- [JOB]:
Copy out all of the material exactly.

+++

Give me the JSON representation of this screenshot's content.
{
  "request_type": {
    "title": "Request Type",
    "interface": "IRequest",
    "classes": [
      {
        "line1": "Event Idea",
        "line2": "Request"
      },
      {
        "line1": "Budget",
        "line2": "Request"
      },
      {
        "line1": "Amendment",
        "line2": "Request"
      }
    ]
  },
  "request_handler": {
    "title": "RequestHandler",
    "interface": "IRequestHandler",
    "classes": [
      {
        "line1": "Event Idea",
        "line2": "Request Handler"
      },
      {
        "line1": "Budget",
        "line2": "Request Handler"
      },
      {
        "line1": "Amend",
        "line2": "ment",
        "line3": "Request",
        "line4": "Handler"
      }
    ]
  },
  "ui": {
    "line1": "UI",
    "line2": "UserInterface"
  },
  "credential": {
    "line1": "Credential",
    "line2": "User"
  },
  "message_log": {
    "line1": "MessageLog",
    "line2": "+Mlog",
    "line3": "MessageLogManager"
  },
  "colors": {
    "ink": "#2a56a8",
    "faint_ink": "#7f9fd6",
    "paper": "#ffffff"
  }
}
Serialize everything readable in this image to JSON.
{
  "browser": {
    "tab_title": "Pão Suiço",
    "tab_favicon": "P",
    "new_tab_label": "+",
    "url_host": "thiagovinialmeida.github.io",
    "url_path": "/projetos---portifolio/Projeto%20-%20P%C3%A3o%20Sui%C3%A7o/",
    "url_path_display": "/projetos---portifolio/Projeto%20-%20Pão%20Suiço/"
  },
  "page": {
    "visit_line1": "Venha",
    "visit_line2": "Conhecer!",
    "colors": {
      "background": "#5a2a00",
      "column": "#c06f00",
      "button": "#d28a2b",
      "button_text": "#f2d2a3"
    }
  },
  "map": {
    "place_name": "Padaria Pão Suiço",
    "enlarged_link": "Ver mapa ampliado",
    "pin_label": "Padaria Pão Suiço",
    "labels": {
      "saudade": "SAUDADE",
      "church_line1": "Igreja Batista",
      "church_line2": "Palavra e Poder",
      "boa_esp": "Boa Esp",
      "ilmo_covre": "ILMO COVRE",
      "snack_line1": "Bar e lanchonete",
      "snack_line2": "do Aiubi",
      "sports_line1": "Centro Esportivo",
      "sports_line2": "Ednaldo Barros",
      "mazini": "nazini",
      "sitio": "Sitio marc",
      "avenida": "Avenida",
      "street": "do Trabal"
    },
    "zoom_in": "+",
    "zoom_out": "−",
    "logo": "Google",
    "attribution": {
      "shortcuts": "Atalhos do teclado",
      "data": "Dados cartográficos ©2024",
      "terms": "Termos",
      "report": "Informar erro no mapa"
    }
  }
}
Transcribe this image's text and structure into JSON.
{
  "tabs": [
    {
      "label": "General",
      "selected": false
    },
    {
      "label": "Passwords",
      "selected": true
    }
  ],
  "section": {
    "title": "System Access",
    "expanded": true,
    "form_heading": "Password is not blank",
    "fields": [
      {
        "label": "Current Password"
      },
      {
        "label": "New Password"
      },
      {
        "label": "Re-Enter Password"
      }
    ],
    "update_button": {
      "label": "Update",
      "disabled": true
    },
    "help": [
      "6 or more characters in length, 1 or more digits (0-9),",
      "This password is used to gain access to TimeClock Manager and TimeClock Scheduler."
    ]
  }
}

+++

- [WORKED SOLUTION]:
Give me the JSON representation of this screenshot's content.
{
  "request_type": {
    "title": "Request Type",
    "interface": "IRequest",
    "classes": [
      {
        "line1": "Event Idea",
        "line2": "Request"
      },
      {
        "line1": "Budget",
        "line2": "Request"
      },
      {
        "line1": "Amendment",
        "line2": "Request"
      }
    ]
  },
  "request_handler": {
    "title": "RequestHandler",
    "interface": "IRequestHandler",
    "classes": [
      {
        "line1": "Event Idea",
        "line2": "Request Handler"
      },
      {
        "line1": "Budget",
        "line2": "Request Handler"
      },
      {
        "line1": "Amend",
        "line2": "ment",
        "line3": "Request",
        "line4": "Handler"
      }
    ]
  },
  "ui": {
    "line1": "UI",
    "line2": "UserInterface"
  },
  "credential": {
    "line1": "Credential",
    "line2": "User"
  },
  "message_log": {
    "line1": "MessageLog",
    "line2": "+Mlog",
    "line3": "MessageLogManager"
  },
  "colors": {
    "ink": "#2a56a8",
    "faint_ink": "#7f9fd6",
    "paper": "#ffffff"
  }
}
Serialize everything readable in this image to JSON.
{
  "browser": {
    "tab_title": "Pão Suiço",
    "tab_favicon": "P",
    "new_tab_label": "+",
    "url_host": "thiagovinialmeida.github.io",
    "url_path": "/projetos---portifolio/Projeto%20-%20P%C3%A3o%20Sui%C3%A7o/",
    "url_path_display": "/projetos---portifolio/Projeto%20-%20Pão%20Suiço/"
  },
  "page": {
    "visit_line1": "Venha",
    "visit_line2": "Conhecer!",
    "colors": {
      "background": "#5a2a00",
      "column": "#c06f00",
      "button": "#d28a2b",
      "button_text": "#f2d2a3"
    }
  },
  "map": {
    "place_name": "Padaria Pão Suiço",
    "enlarged_link": "Ver mapa ampliado",
    "pin_label": "Padaria Pão Suiço",
    "labels": {
      "saudade": "SAUDADE",
      "church_line1": "Igreja Batista",
      "church_line2": "Palavra e Poder",
      "boa_esp": "Boa Esp",
      "ilmo_covre": "ILMO COVRE",
      "snack_line1": "Bar e lanchonete",
      "snack_line2": "do Aiubi",
      "sports_line1": "Centro Esportivo",
      "sports_line2": "Ednaldo Barros",
      "mazini": "nazini",
      "sitio": "Sitio marc",
      "avenida": "Avenida",
      "street": "do Trabal"
    },
    "zoom_in": "+",
    "zoom_out": "−",
    "logo": "Google",
    "attribution": {
      "shortcuts": "Atalhos do teclado",
      "data": "Dados cartográficos ©2024",
      "terms": "Termos",
      "report": "Informar erro no mapa"
    }
  }
}
Transcribe this image's text and structure into JSON.
{
  "tabs": [
    {
      "label": "General",
      "selected": false
    },
    {
      "label": "Passwords",
      "selected": true
    }
  ],
  "section": {
    "title": "System Access",
    "expanded": true,
    "form_heading": "Password is not blank",
    "fields": [
      {
        "label": "Current Password"
      },
      {
        "label": "New Password"
      },
      {
        "label": "Re-Enter Password"
      }
    ],
    "update_button": {
      "label": "Update",
      "disabled": true
    },
    "help": [
      "6 or more characters in length, 1 or more digits (0-9),",
      "This password is used to gain access to TimeClock Manager and TimeClock Scheduler."
    ]
  }
}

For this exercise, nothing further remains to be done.